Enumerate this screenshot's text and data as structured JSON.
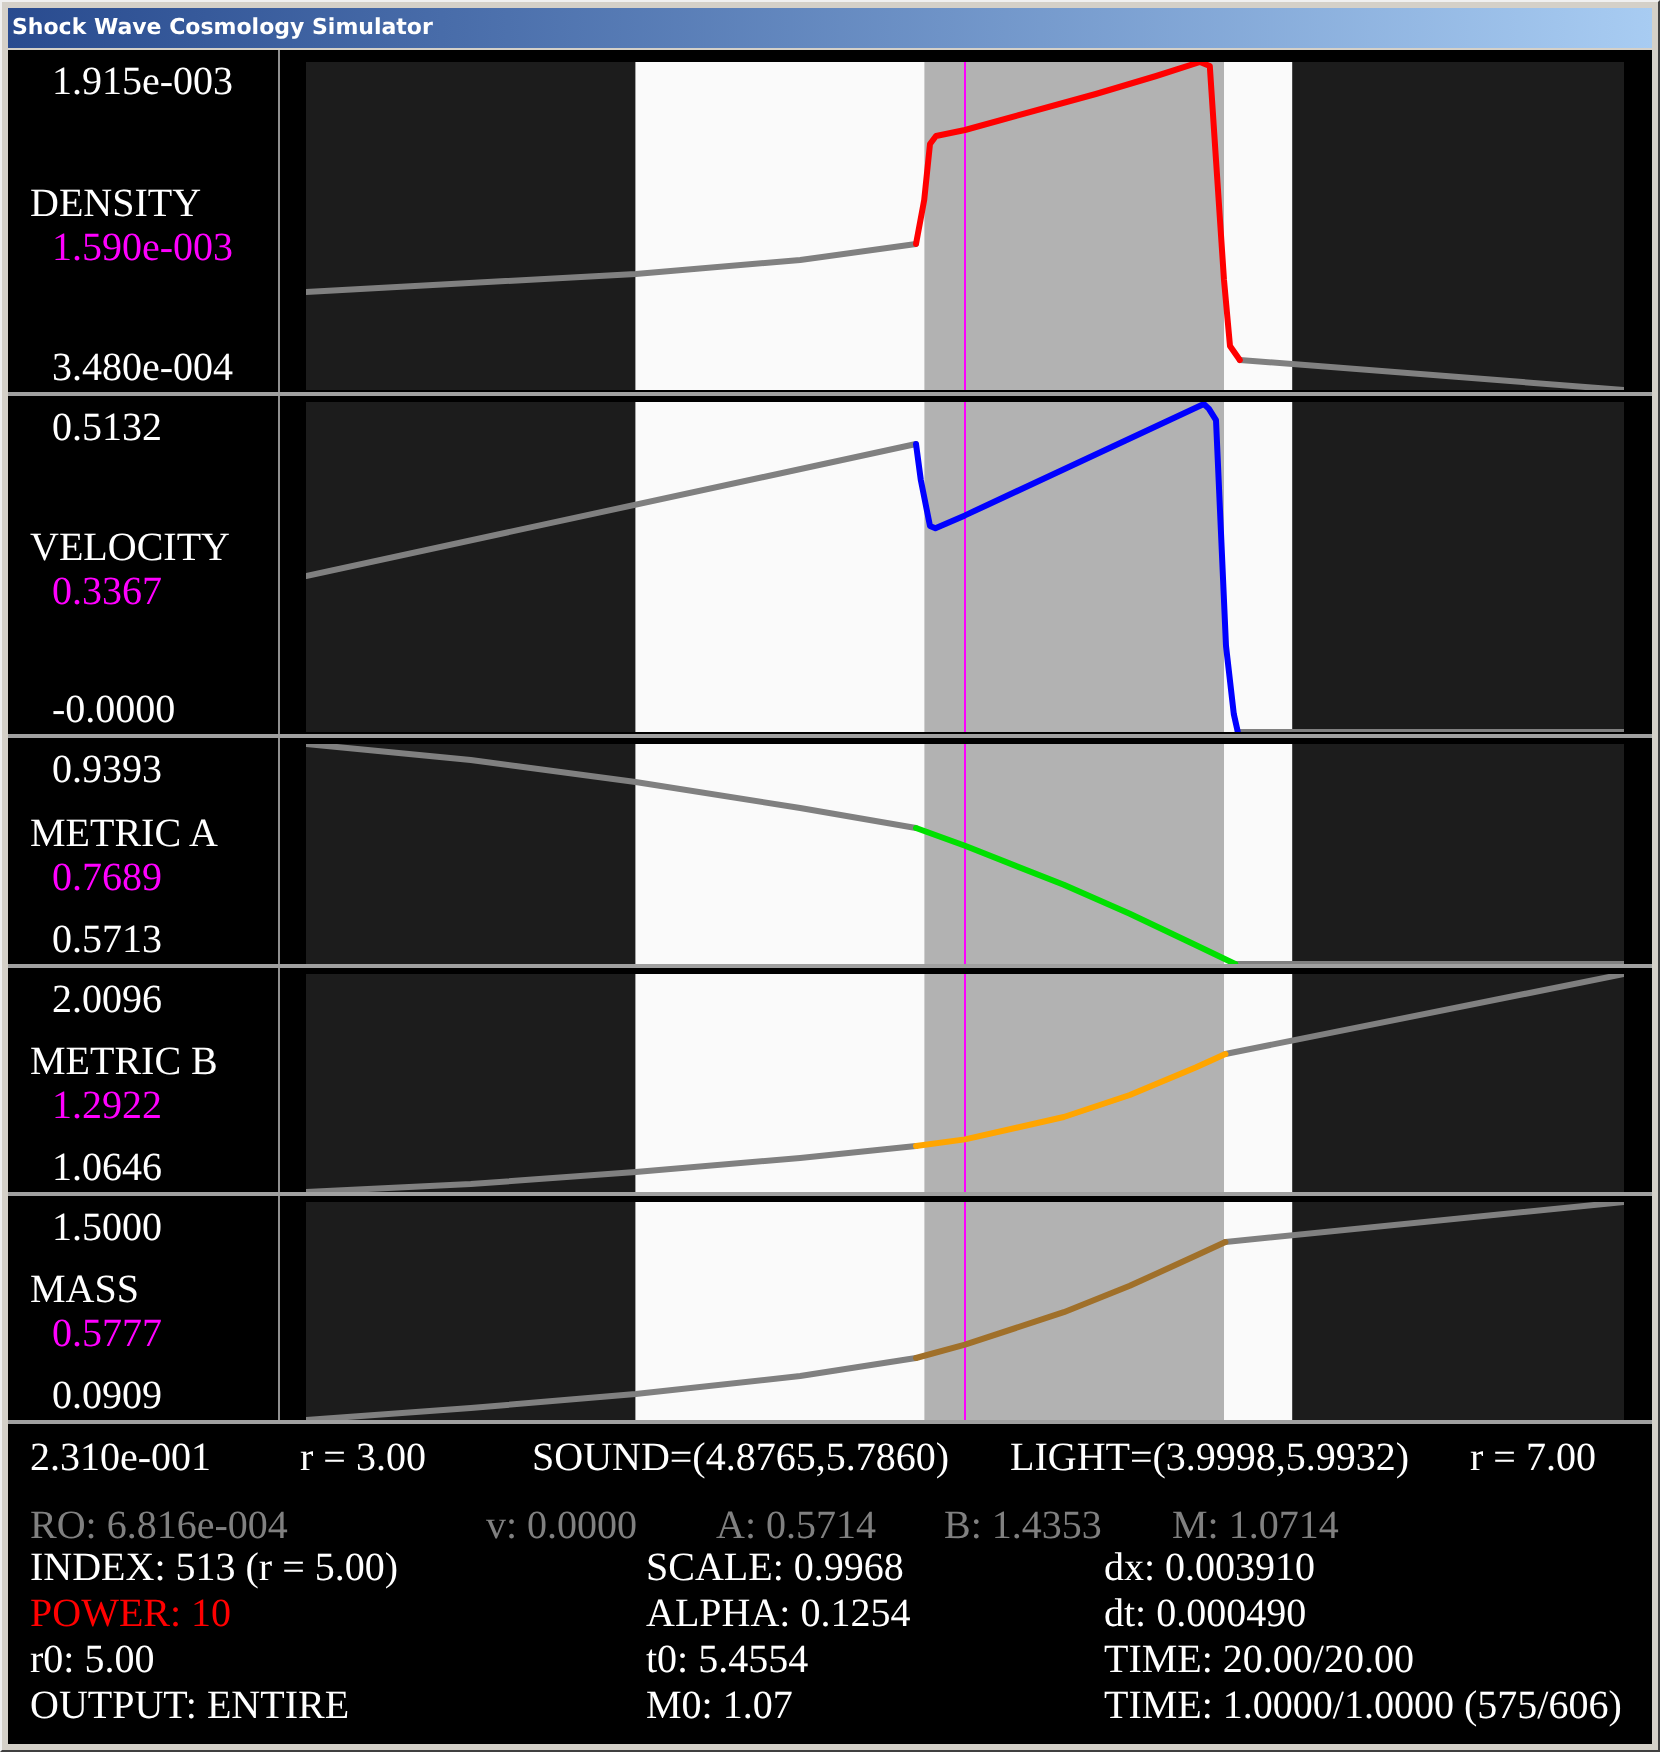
{
  "window": {
    "title": "Shock Wave Cosmology Simulator"
  },
  "panels": [
    {
      "max": "1.915e-003",
      "name": "DENSITY",
      "current": "1.590e-003",
      "min": "3.480e-004",
      "color": "#ff0000"
    },
    {
      "max": "0.5132",
      "name": "VELOCITY",
      "current": "0.3367",
      "min": "-0.0000",
      "color": "#0000ff"
    },
    {
      "max": "0.9393",
      "name": "METRIC A",
      "current": "0.7689",
      "min": "0.5713",
      "color": "#00e000"
    },
    {
      "max": "2.0096",
      "name": "METRIC B",
      "current": "1.2922",
      "min": "1.0646",
      "color": "#ffa500"
    },
    {
      "max": "1.5000",
      "name": "MASS",
      "current": "0.5777",
      "min": "0.0909",
      "color": "#a0702a"
    }
  ],
  "readouts": {
    "axis_line": [
      "2.310e-001",
      "r = 3.00",
      "SOUND=(4.8765,5.7860)",
      "LIGHT=(3.9998,5.9932)",
      "r = 7.00"
    ],
    "probe_line": [
      "RO: 6.816e-004",
      "v: 0.0000",
      "A: 0.5714",
      "B: 1.4353",
      "M: 1.0714"
    ],
    "parameters": [
      {
        "items": [
          {
            "text": "INDEX: 513 (r = 5.00)",
            "highlighted": false
          },
          {
            "text": "POWER: 10",
            "highlighted": true
          },
          {
            "text": "r0: 5.00",
            "highlighted": false
          },
          {
            "text": "OUTPUT: ENTIRE",
            "highlighted": false
          }
        ]
      },
      {
        "items": [
          {
            "text": "SCALE: 0.9968",
            "highlighted": false
          },
          {
            "text": "ALPHA: 0.1254",
            "highlighted": false
          },
          {
            "text": "t0: 5.4554",
            "highlighted": false
          },
          {
            "text": "M0: 1.07",
            "highlighted": false
          }
        ]
      },
      {
        "items": [
          {
            "text": "dx: 0.003910",
            "highlighted": false
          },
          {
            "text": "dt: 0.000490",
            "highlighted": false
          },
          {
            "text": "TIME: 20.00/20.00",
            "highlighted": false
          },
          {
            "text": "TIME: 1.0000/1.0000 (575/606)",
            "highlighted": false
          }
        ]
      }
    ]
  }
}
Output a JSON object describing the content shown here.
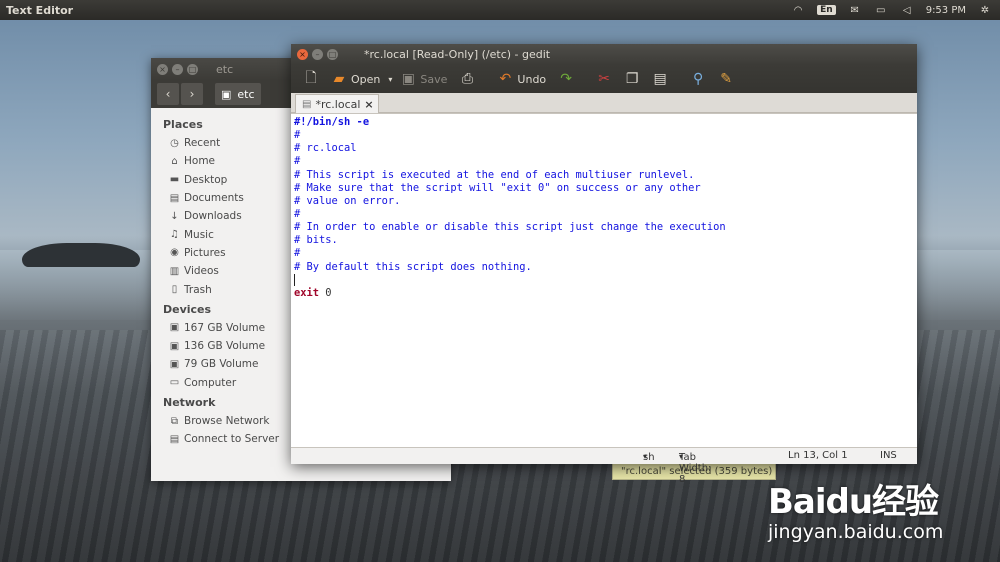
{
  "top_panel": {
    "app_title": "Text Editor",
    "keyboard_layout": "En",
    "time": "9:53 PM",
    "icons": [
      "wifi-icon",
      "keyboard-icon",
      "mail-icon",
      "battery-icon",
      "volume-icon",
      "gear-icon"
    ]
  },
  "nautilus": {
    "title": "etc",
    "breadcrumb": "etc",
    "sections": [
      {
        "label": "Places",
        "items": [
          {
            "label": "Recent",
            "icon": "clock-icon"
          },
          {
            "label": "Home",
            "icon": "home-icon"
          },
          {
            "label": "Desktop",
            "icon": "folder-icon"
          },
          {
            "label": "Documents",
            "icon": "document-icon"
          },
          {
            "label": "Downloads",
            "icon": "download-icon"
          },
          {
            "label": "Music",
            "icon": "music-icon"
          },
          {
            "label": "Pictures",
            "icon": "camera-icon"
          },
          {
            "label": "Videos",
            "icon": "film-icon"
          },
          {
            "label": "Trash",
            "icon": "trash-icon"
          }
        ]
      },
      {
        "label": "Devices",
        "items": [
          {
            "label": "167 GB Volume",
            "icon": "drive-icon"
          },
          {
            "label": "136 GB Volume",
            "icon": "drive-icon"
          },
          {
            "label": "79 GB Volume",
            "icon": "drive-icon"
          },
          {
            "label": "Computer",
            "icon": "computer-icon"
          }
        ]
      },
      {
        "label": "Network",
        "items": [
          {
            "label": "Browse Network",
            "icon": "network-icon"
          },
          {
            "label": "Connect to Server",
            "icon": "server-icon"
          }
        ]
      }
    ],
    "status": "\"rc.local\" selected  (359 bytes)"
  },
  "gedit": {
    "title": "*rc.local [Read-Only] (/etc) - gedit",
    "toolbar": {
      "open_label": "Open",
      "save_label": "Save",
      "undo_label": "Undo"
    },
    "tab_label": "*rc.local",
    "lines": [
      "#!/bin/sh -e",
      "#",
      "# rc.local",
      "#",
      "# This script is executed at the end of each multiuser runlevel.",
      "# Make sure that the script will \"exit 0\" on success or any other",
      "# value on error.",
      "#",
      "# In order to enable or disable this script just change the execution",
      "# bits.",
      "#",
      "# By default this script does nothing.",
      "",
      "exit 0"
    ],
    "exit_keyword": "exit",
    "exit_value": " 0",
    "status": {
      "language": "sh",
      "tab_width": "Tab Width: 8",
      "position": "Ln 13, Col 1",
      "mode": "INS"
    }
  },
  "watermark": {
    "brand": "Baidu经验",
    "url": "jingyan.baidu.com"
  }
}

*WHAT TO WORK ON*. Scan the material for lines with the word "color", and copy each line you find.

*ANSWER TO THIS PROBLEM*.
      "color": "#ff0000"
      "color": "#0000ff"
      "color": "#00e000"
      "color": "#ffa500"
      "color": "#a0702a"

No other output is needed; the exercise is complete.